**Цитируемый текст**.

......

Путешествие перекошенного дуалиста
Высокохудожественное, умеренно философское эссе в одиннадцати главах

 

Глава 1
Лиссабон

Часть 1. В воздухе

   Ощущение праздника возникло задолго до начала самого круиза. Еще в самолете я почувствовал устойчивую перемену настроения. Хотя это был рейс «Аэрофлота», мало чем по сути отличающийся от явления одного с ним порядка, что пассажиры городского и пригородного транспорта именуют назидательным оборотом «не нравится – езжай в такси», а любители отдыха вблизи Весьегонска – как название пассажирского поезда Москва – Рыбинск, которому за время моего следования в глухую деревню Тверской области для ежегодной заготовки закусона к праздничному столу еще предстояло пройти двойное переформирование состава, сначала в Сонково, а потом в Овинищах, – впрочем, к чему эта разноголосица мнений в зависимости от размаха неудобств и вида транспорта, если в России все пассажирские транспортные средства служат лишь одной цели – в обстановке, максимально приближенной к боевой, доставить рано или поздно пассажира из пункта А в пункт Б, но отнюдь не обеспечить ему временное и комфортное проживание, организованный досуг и передвижение в избранном направлении, – тем не менее, при всем своем старании нашему авиаперевозчику так и не удалось испортить мне настроение.

......

Необработанные записи:
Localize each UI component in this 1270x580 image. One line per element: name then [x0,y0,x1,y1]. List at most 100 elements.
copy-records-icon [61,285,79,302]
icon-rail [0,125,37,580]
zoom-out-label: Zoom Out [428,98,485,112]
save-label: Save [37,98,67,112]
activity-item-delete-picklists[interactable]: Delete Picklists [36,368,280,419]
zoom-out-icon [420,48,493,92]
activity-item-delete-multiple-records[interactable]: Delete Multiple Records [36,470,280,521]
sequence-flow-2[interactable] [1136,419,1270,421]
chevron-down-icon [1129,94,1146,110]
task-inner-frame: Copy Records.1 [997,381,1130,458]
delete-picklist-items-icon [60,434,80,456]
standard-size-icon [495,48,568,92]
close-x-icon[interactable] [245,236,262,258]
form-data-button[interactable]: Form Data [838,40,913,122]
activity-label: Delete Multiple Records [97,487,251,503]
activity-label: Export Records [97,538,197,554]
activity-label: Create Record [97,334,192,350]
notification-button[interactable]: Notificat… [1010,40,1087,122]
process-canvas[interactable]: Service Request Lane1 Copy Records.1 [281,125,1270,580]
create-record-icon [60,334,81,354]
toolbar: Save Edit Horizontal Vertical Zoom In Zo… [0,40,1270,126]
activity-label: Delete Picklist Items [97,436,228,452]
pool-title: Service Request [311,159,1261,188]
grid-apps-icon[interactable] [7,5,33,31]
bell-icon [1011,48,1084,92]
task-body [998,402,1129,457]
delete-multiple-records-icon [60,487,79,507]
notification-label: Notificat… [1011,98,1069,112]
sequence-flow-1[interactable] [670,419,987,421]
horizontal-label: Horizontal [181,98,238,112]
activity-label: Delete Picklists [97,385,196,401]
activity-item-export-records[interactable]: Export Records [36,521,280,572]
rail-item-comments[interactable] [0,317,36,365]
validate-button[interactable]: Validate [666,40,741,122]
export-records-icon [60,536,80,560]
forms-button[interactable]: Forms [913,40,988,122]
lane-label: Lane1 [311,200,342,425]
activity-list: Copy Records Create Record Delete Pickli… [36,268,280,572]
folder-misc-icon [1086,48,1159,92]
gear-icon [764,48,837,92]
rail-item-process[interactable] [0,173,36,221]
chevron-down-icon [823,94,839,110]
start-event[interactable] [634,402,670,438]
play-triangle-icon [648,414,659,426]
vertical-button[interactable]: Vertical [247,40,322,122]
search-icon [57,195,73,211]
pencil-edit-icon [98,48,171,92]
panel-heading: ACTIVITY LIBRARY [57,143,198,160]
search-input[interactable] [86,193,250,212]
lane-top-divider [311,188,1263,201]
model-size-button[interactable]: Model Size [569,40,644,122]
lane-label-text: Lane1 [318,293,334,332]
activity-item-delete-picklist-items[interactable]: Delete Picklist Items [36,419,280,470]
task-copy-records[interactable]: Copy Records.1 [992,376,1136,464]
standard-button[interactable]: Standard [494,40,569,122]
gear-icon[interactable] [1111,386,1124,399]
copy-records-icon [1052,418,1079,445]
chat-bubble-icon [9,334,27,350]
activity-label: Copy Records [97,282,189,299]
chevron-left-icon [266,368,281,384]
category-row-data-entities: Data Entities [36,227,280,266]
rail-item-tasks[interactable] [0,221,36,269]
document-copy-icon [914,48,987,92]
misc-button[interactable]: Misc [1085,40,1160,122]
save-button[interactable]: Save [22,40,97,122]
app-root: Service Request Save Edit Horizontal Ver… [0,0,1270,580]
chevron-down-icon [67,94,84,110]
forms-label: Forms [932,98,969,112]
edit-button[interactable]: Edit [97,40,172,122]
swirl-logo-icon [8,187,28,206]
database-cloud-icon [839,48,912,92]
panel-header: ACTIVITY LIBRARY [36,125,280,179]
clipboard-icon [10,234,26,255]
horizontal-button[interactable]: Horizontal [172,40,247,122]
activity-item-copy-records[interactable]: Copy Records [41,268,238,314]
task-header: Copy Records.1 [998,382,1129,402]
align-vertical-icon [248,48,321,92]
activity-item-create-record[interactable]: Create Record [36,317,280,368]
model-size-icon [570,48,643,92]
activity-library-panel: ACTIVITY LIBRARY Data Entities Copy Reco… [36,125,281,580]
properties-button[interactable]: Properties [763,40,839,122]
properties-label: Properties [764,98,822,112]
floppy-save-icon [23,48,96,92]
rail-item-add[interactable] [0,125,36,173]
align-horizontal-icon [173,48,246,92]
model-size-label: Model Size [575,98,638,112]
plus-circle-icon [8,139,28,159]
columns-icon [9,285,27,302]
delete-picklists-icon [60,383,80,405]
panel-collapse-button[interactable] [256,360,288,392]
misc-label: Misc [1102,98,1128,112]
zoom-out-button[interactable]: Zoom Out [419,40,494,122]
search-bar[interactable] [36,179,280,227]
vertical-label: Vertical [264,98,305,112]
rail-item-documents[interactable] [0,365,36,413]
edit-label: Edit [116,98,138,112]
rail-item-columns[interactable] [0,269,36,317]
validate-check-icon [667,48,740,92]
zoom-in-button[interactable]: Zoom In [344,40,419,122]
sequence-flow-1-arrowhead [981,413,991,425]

......

**Условие задания**. Продублируйте целиком и без единого изменения отрывок из эссе «Путешествие перекошенного дуалиста». Эти позиции представляют собой самостоятельный материал, отдельный от текста.

**Ответ к упражнению**.
Путешествие перекошенного дуалиста
Высокохудожественное, умеренно философское эссе в одиннадцати главах

 

Глава 1
Лиссабон

Часть 1. В воздухе

   Ощущение праздника возникло задолго до начала самого круиза. Еще в самолете я почувствовал устойчивую перемену настроения. Хотя это был рейс «Аэрофлота», мало чем по сути отличающийся от явления одного с ним порядка, что пассажиры городского и пригородного транспорта именуют назидательным оборотом «не нравится – езжай в такси», а любители отдыха вблизи Весьегонска – как название пассажирского поезда Москва – Рыбинск, которому за время моего следования в глухую деревню Тверской области для ежегодной заготовки закусона к праздничному столу еще предстояло пройти двойное переформирование состава, сначала в Сонково, а потом в Овинищах, – впрочем, к чему эта разноголосица мнений в зависимости от размаха неудобств и вида транспорта, если в России все пассажирские транспортные средства служат лишь одной цели – в обстановке, максимально приближенной к боевой, доставить рано или поздно пассажира из пункта А в пункт Б, но отнюдь не обеспечить ему временное и комфортное проживание, организованный досуг и передвижение в избранном направлении, – тем не менее, при всем своем старании нашему авиаперевозчику так и не удалось испортить мне настроение.